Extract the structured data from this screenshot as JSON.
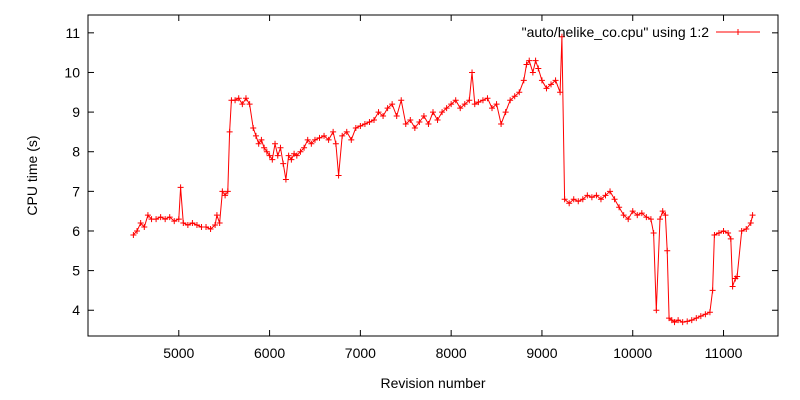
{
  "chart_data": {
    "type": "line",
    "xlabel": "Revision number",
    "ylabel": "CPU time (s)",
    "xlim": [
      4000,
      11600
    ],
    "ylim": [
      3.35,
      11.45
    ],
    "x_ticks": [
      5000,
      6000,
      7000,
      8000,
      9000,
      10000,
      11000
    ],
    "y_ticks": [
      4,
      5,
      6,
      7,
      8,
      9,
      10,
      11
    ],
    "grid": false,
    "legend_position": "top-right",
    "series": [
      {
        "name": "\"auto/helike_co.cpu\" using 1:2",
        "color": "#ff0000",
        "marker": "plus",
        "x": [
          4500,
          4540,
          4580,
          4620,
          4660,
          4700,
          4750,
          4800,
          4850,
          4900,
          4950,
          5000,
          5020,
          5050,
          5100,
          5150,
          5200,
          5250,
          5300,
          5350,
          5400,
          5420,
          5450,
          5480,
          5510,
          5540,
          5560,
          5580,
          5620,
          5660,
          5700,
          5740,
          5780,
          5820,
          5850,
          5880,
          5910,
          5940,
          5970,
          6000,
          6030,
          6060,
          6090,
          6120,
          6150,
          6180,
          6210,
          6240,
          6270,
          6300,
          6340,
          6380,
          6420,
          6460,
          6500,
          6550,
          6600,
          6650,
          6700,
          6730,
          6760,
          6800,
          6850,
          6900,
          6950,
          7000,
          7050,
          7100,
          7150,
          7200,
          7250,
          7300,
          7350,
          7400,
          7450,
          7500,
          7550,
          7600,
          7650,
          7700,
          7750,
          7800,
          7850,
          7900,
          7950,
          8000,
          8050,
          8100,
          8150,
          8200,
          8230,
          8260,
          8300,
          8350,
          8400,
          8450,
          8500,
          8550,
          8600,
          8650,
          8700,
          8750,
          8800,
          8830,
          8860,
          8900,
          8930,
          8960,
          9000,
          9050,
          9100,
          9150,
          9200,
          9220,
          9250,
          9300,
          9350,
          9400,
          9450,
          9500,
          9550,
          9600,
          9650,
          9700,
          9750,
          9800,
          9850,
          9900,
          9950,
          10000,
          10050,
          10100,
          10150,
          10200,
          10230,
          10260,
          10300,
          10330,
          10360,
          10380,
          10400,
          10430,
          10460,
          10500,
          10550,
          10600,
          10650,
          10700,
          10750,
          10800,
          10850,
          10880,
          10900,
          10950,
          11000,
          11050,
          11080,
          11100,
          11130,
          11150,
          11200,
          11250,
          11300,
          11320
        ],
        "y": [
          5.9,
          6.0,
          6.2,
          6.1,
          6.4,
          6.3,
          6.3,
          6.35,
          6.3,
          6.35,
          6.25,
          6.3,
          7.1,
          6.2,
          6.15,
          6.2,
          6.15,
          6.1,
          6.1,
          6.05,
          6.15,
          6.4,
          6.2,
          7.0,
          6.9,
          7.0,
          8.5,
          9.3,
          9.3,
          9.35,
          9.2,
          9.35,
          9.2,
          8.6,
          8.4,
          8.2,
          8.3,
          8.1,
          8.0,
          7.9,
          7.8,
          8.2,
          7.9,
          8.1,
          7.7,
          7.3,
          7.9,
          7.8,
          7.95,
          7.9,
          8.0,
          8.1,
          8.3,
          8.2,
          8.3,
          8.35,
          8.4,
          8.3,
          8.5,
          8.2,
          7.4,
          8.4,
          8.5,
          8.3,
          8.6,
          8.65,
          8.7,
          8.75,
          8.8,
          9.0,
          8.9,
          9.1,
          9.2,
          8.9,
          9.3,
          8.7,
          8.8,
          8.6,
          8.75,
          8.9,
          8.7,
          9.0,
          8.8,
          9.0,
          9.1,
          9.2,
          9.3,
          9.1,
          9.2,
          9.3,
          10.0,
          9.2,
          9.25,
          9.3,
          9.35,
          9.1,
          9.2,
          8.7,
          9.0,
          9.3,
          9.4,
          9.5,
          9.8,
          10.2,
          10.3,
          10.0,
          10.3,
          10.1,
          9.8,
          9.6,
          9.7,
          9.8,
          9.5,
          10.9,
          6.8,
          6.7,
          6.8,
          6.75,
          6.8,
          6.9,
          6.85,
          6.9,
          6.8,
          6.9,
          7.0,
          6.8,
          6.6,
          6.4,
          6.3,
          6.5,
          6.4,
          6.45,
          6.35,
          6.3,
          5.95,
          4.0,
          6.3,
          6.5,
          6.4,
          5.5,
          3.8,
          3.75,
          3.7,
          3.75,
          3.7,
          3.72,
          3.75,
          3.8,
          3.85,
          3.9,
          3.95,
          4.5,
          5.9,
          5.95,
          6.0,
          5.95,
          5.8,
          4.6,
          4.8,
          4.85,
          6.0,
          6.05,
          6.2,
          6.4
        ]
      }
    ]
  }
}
____________
* **TASK TO COMPLETE**
Your task is to return the entries above exactly, with no pictures.

* **WRITTEN ANSWER**
Extract the structured data from this screenshot as JSON.
{
  "chart_data": {
    "type": "line",
    "xlabel": "Revision number",
    "ylabel": "CPU time (s)",
    "xlim": [
      4000,
      11600
    ],
    "ylim": [
      3.35,
      11.45
    ],
    "x_ticks": [
      5000,
      6000,
      7000,
      8000,
      9000,
      10000,
      11000
    ],
    "y_ticks": [
      4,
      5,
      6,
      7,
      8,
      9,
      10,
      11
    ],
    "grid": false,
    "legend_position": "top-right",
    "series": [
      {
        "name": "\"auto/helike_co.cpu\" using 1:2",
        "color": "#ff0000",
        "marker": "plus",
        "x": [
          4500,
          4540,
          4580,
          4620,
          4660,
          4700,
          4750,
          4800,
          4850,
          4900,
          4950,
          5000,
          5020,
          5050,
          5100,
          5150,
          5200,
          5250,
          5300,
          5350,
          5400,
          5420,
          5450,
          5480,
          5510,
          5540,
          5560,
          5580,
          5620,
          5660,
          5700,
          5740,
          5780,
          5820,
          5850,
          5880,
          5910,
          5940,
          5970,
          6000,
          6030,
          6060,
          6090,
          6120,
          6150,
          6180,
          6210,
          6240,
          6270,
          6300,
          6340,
          6380,
          6420,
          6460,
          6500,
          6550,
          6600,
          6650,
          6700,
          6730,
          6760,
          6800,
          6850,
          6900,
          6950,
          7000,
          7050,
          7100,
          7150,
          7200,
          7250,
          7300,
          7350,
          7400,
          7450,
          7500,
          7550,
          7600,
          7650,
          7700,
          7750,
          7800,
          7850,
          7900,
          7950,
          8000,
          8050,
          8100,
          8150,
          8200,
          8230,
          8260,
          8300,
          8350,
          8400,
          8450,
          8500,
          8550,
          8600,
          8650,
          8700,
          8750,
          8800,
          8830,
          8860,
          8900,
          8930,
          8960,
          9000,
          9050,
          9100,
          9150,
          9200,
          9220,
          9250,
          9300,
          9350,
          9400,
          9450,
          9500,
          9550,
          9600,
          9650,
          9700,
          9750,
          9800,
          9850,
          9900,
          9950,
          10000,
          10050,
          10100,
          10150,
          10200,
          10230,
          10260,
          10300,
          10330,
          10360,
          10380,
          10400,
          10430,
          10460,
          10500,
          10550,
          10600,
          10650,
          10700,
          10750,
          10800,
          10850,
          10880,
          10900,
          10950,
          11000,
          11050,
          11080,
          11100,
          11130,
          11150,
          11200,
          11250,
          11300,
          11320
        ],
        "y": [
          5.9,
          6.0,
          6.2,
          6.1,
          6.4,
          6.3,
          6.3,
          6.35,
          6.3,
          6.35,
          6.25,
          6.3,
          7.1,
          6.2,
          6.15,
          6.2,
          6.15,
          6.1,
          6.1,
          6.05,
          6.15,
          6.4,
          6.2,
          7.0,
          6.9,
          7.0,
          8.5,
          9.3,
          9.3,
          9.35,
          9.2,
          9.35,
          9.2,
          8.6,
          8.4,
          8.2,
          8.3,
          8.1,
          8.0,
          7.9,
          7.8,
          8.2,
          7.9,
          8.1,
          7.7,
          7.3,
          7.9,
          7.8,
          7.95,
          7.9,
          8.0,
          8.1,
          8.3,
          8.2,
          8.3,
          8.35,
          8.4,
          8.3,
          8.5,
          8.2,
          7.4,
          8.4,
          8.5,
          8.3,
          8.6,
          8.65,
          8.7,
          8.75,
          8.8,
          9.0,
          8.9,
          9.1,
          9.2,
          8.9,
          9.3,
          8.7,
          8.8,
          8.6,
          8.75,
          8.9,
          8.7,
          9.0,
          8.8,
          9.0,
          9.1,
          9.2,
          9.3,
          9.1,
          9.2,
          9.3,
          10.0,
          9.2,
          9.25,
          9.3,
          9.35,
          9.1,
          9.2,
          8.7,
          9.0,
          9.3,
          9.4,
          9.5,
          9.8,
          10.2,
          10.3,
          10.0,
          10.3,
          10.1,
          9.8,
          9.6,
          9.7,
          9.8,
          9.5,
          10.9,
          6.8,
          6.7,
          6.8,
          6.75,
          6.8,
          6.9,
          6.85,
          6.9,
          6.8,
          6.9,
          7.0,
          6.8,
          6.6,
          6.4,
          6.3,
          6.5,
          6.4,
          6.45,
          6.35,
          6.3,
          5.95,
          4.0,
          6.3,
          6.5,
          6.4,
          5.5,
          3.8,
          3.75,
          3.7,
          3.75,
          3.7,
          3.72,
          3.75,
          3.8,
          3.85,
          3.9,
          3.95,
          4.5,
          5.9,
          5.95,
          6.0,
          5.95,
          5.8,
          4.6,
          4.8,
          4.85,
          6.0,
          6.05,
          6.2,
          6.4
        ]
      }
    ]
  }
}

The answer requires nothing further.